▶ **The exercise**
The records below are to be repeated in full, exactly as they are.

----------------

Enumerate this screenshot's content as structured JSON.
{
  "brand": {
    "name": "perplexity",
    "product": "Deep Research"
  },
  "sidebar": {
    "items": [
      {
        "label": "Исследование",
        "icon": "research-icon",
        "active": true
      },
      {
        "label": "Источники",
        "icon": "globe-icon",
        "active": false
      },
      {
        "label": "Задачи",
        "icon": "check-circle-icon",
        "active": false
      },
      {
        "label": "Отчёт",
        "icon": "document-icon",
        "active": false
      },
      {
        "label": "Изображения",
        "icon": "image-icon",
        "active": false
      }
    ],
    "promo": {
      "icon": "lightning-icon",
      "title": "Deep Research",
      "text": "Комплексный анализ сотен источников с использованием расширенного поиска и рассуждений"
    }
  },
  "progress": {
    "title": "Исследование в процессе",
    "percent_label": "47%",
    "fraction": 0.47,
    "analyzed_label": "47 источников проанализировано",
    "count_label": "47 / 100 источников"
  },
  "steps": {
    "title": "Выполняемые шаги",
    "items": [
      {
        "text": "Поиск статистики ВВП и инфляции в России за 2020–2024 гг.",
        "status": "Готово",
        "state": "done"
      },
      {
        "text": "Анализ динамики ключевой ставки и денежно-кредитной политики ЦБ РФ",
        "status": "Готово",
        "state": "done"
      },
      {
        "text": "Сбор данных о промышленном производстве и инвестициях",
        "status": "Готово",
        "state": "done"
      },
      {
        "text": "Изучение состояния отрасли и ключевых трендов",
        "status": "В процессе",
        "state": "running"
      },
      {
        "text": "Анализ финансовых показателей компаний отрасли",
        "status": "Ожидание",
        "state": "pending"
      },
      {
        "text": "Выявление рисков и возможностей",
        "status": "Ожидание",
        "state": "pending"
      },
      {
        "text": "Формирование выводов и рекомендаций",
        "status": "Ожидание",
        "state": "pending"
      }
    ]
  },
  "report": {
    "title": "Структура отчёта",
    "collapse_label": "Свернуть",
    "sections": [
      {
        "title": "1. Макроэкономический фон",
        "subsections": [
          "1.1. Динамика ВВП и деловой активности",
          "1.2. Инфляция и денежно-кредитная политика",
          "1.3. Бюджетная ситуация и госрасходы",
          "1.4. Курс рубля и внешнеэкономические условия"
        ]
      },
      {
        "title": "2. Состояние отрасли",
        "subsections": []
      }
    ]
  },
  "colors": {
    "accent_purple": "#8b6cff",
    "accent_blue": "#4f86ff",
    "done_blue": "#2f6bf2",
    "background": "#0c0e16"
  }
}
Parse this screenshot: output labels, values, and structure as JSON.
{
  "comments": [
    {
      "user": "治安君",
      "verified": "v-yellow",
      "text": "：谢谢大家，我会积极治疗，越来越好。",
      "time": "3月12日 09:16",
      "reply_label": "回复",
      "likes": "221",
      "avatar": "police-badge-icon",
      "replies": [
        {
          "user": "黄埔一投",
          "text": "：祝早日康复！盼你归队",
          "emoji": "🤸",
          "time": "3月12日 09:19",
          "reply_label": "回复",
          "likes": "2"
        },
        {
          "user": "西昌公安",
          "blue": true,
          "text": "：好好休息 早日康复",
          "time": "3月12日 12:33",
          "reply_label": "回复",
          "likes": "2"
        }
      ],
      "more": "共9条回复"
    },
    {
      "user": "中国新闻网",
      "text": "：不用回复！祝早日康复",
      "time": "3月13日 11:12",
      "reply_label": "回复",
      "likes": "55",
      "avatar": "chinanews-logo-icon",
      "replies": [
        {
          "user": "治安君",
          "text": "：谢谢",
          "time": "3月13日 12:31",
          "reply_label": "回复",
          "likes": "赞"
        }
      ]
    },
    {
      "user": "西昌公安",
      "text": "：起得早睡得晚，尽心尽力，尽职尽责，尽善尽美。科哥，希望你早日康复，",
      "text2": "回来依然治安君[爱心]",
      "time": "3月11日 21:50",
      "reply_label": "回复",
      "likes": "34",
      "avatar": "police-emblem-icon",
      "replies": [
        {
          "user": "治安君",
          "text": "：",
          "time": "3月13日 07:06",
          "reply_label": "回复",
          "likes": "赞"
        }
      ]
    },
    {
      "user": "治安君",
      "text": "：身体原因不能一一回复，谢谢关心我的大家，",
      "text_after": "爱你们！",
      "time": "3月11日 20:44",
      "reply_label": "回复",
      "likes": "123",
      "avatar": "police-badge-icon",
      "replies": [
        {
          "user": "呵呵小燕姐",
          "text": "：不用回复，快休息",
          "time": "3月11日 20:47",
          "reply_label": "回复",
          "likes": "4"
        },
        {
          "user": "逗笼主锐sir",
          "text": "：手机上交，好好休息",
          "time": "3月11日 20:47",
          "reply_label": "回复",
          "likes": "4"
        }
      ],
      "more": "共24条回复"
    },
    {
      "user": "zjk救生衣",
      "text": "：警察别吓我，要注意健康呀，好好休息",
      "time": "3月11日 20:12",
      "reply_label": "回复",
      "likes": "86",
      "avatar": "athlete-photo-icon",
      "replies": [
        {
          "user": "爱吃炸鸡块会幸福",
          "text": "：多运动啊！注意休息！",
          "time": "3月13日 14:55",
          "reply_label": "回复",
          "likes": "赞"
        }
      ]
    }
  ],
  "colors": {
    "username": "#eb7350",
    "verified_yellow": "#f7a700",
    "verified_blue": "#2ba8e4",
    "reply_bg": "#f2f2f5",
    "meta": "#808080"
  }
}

----------------

▶ **Answer to this problem**
Enumerate this screenshot's content as structured JSON.
{
  "brand": {
    "name": "perplexity",
    "product": "Deep Research"
  },
  "sidebar": {
    "items": [
      {
        "label": "Исследование",
        "icon": "research-icon",
        "active": true
      },
      {
        "label": "Источники",
        "icon": "globe-icon",
        "active": false
      },
      {
        "label": "Задачи",
        "icon": "check-circle-icon",
        "active": false
      },
      {
        "label": "Отчёт",
        "icon": "document-icon",
        "active": false
      },
      {
        "label": "Изображения",
        "icon": "image-icon",
        "active": false
      }
    ],
    "promo": {
      "icon": "lightning-icon",
      "title": "Deep Research",
      "text": "Комплексный анализ сотен источников с использованием расширенного поиска и рассуждений"
    }
  },
  "progress": {
    "title": "Исследование в процессе",
    "percent_label": "47%",
    "fraction": 0.47,
    "analyzed_label": "47 источников проанализировано",
    "count_label": "47 / 100 источников"
  },
  "steps": {
    "title": "Выполняемые шаги",
    "items": [
      {
        "text": "Поиск статистики ВВП и инфляции в России за 2020–2024 гг.",
        "status": "Готово",
        "state": "done"
      },
      {
        "text": "Анализ динамики ключевой ставки и денежно-кредитной политики ЦБ РФ",
        "status": "Готово",
        "state": "done"
      },
      {
        "text": "Сбор данных о промышленном производстве и инвестициях",
        "status": "Готово",
        "state": "done"
      },
      {
        "text": "Изучение состояния отрасли и ключевых трендов",
        "status": "В процессе",
        "state": "running"
      },
      {
        "text": "Анализ финансовых показателей компаний отрасли",
        "status": "Ожидание",
        "state": "pending"
      },
      {
        "text": "Выявление рисков и возможностей",
        "status": "Ожидание",
        "state": "pending"
      },
      {
        "text": "Формирование выводов и рекомендаций",
        "status": "Ожидание",
        "state": "pending"
      }
    ]
  },
  "report": {
    "title": "Структура отчёта",
    "collapse_label": "Свернуть",
    "sections": [
      {
        "title": "1. Макроэкономический фон",
        "subsections": [
          "1.1. Динамика ВВП и деловой активности",
          "1.2. Инфляция и денежно-кредитная политика",
          "1.3. Бюджетная ситуация и госрасходы",
          "1.4. Курс рубля и внешнеэкономические условия"
        ]
      },
      {
        "title": "2. Состояние отрасли",
        "subsections": []
      }
    ]
  },
  "colors": {
    "accent_purple": "#8b6cff",
    "accent_blue": "#4f86ff",
    "done_blue": "#2f6bf2",
    "background": "#0c0e16"
  }
}
Parse this screenshot: output labels, values, and structure as JSON.
{
  "comments": [
    {
      "user": "治安君",
      "verified": "v-yellow",
      "text": "：谢谢大家，我会积极治疗，越来越好。",
      "time": "3月12日 09:16",
      "reply_label": "回复",
      "likes": "221",
      "avatar": "police-badge-icon",
      "replies": [
        {
          "user": "黄埔一投",
          "text": "：祝早日康复！盼你归队",
          "emoji": "🤸",
          "time": "3月12日 09:19",
          "reply_label": "回复",
          "likes": "2"
        },
        {
          "user": "西昌公安",
          "blue": true,
          "text": "：好好休息 早日康复",
          "time": "3月12日 12:33",
          "reply_label": "回复",
          "likes": "2"
        }
      ],
      "more": "共9条回复"
    },
    {
      "user": "中国新闻网",
      "text": "：不用回复！祝早日康复",
      "time": "3月13日 11:12",
      "reply_label": "回复",
      "likes": "55",
      "avatar": "chinanews-logo-icon",
      "replies": [
        {
          "user": "治安君",
          "text": "：谢谢",
          "time": "3月13日 12:31",
          "reply_label": "回复",
          "likes": "赞"
        }
      ]
    },
    {
      "user": "西昌公安",
      "text": "：起得早睡得晚，尽心尽力，尽职尽责，尽善尽美。科哥，希望你早日康复，",
      "text2": "回来依然治安君[爱心]",
      "time": "3月11日 21:50",
      "reply_label": "回复",
      "likes": "34",
      "avatar": "police-emblem-icon",
      "replies": [
        {
          "user": "治安君",
          "text": "：",
          "time": "3月13日 07:06",
          "reply_label": "回复",
          "likes": "赞"
        }
      ]
    },
    {
      "user": "治安君",
      "text": "：身体原因不能一一回复，谢谢关心我的大家，",
      "text_after": "爱你们！",
      "time": "3月11日 20:44",
      "reply_label": "回复",
      "likes": "123",
      "avatar": "police-badge-icon",
      "replies": [
        {
          "user": "呵呵小燕姐",
          "text": "：不用回复，快休息",
          "time": "3月11日 20:47",
          "reply_label": "回复",
          "likes": "4"
        },
        {
          "user": "逗笼主锐sir",
          "text": "：手机上交，好好休息",
          "time": "3月11日 20:47",
          "reply_label": "回复",
          "likes": "4"
        }
      ],
      "more": "共24条回复"
    },
    {
      "user": "zjk救生衣",
      "text": "：警察别吓我，要注意健康呀，好好休息",
      "time": "3月11日 20:12",
      "reply_label": "回复",
      "likes": "86",
      "avatar": "athlete-photo-icon",
      "replies": [
        {
          "user": "爱吃炸鸡块会幸福",
          "text": "：多运动啊！注意休息！",
          "time": "3月13日 14:55",
          "reply_label": "回复",
          "likes": "赞"
        }
      ]
    }
  ],
  "colors": {
    "username": "#eb7350",
    "verified_yellow": "#f7a700",
    "verified_blue": "#2ba8e4",
    "reply_bg": "#f2f2f5",
    "meta": "#808080"
  }
}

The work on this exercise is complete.